Written instruction >> Copy all the data exactly, except the pictures.

Data excerpts >>
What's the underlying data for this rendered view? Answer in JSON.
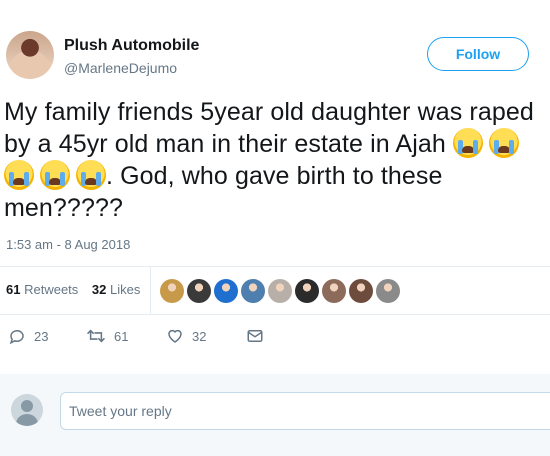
{
  "tweet": {
    "name": "Plush Automobile",
    "handle": "@MarleneDejumo",
    "follow_label": "Follow",
    "text_part1": "My family friends 5year old daughter was raped by a 45yr old man in their estate in Ajah ",
    "text_part2": ". God, who gave birth to these men?????",
    "emoji": "loudly-crying-face",
    "emoji_count": 5,
    "date": "1:53 am - 8 Aug 2018"
  },
  "stats": {
    "retweets_count": "61",
    "retweets_label": "Retweets",
    "likes_count": "32",
    "likes_label": "Likes",
    "liker_colors": [
      "#c79a4a",
      "#3a3a3a",
      "#1f6fd1",
      "#4f7fae",
      "#b8b0a8",
      "#2b2b2b",
      "#8c6b5a",
      "#6d4c3d",
      "#8a8a8a"
    ]
  },
  "actions": {
    "reply_count": "23",
    "retweet_count": "61",
    "like_count": "32"
  },
  "reply": {
    "placeholder": "Tweet your reply"
  },
  "colors": {
    "accent": "#1da1f2",
    "muted": "#657786"
  }
}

Solution to the exercise >>
What's the underlying data for this rendered view? Answer in JSON.
{
  "tweet": {
    "name": "Plush Automobile",
    "handle": "@MarleneDejumo",
    "follow_label": "Follow",
    "text_part1": "My family friends 5year old daughter was raped by a 45yr old man in their estate in Ajah ",
    "text_part2": ". God, who gave birth to these men?????",
    "emoji": "loudly-crying-face",
    "emoji_count": 5,
    "date": "1:53 am - 8 Aug 2018"
  },
  "stats": {
    "retweets_count": "61",
    "retweets_label": "Retweets",
    "likes_count": "32",
    "likes_label": "Likes",
    "liker_colors": [
      "#c79a4a",
      "#3a3a3a",
      "#1f6fd1",
      "#4f7fae",
      "#b8b0a8",
      "#2b2b2b",
      "#8c6b5a",
      "#6d4c3d",
      "#8a8a8a"
    ]
  },
  "actions": {
    "reply_count": "23",
    "retweet_count": "61",
    "like_count": "32"
  },
  "reply": {
    "placeholder": "Tweet your reply"
  },
  "colors": {
    "accent": "#1da1f2",
    "muted": "#657786"
  }
}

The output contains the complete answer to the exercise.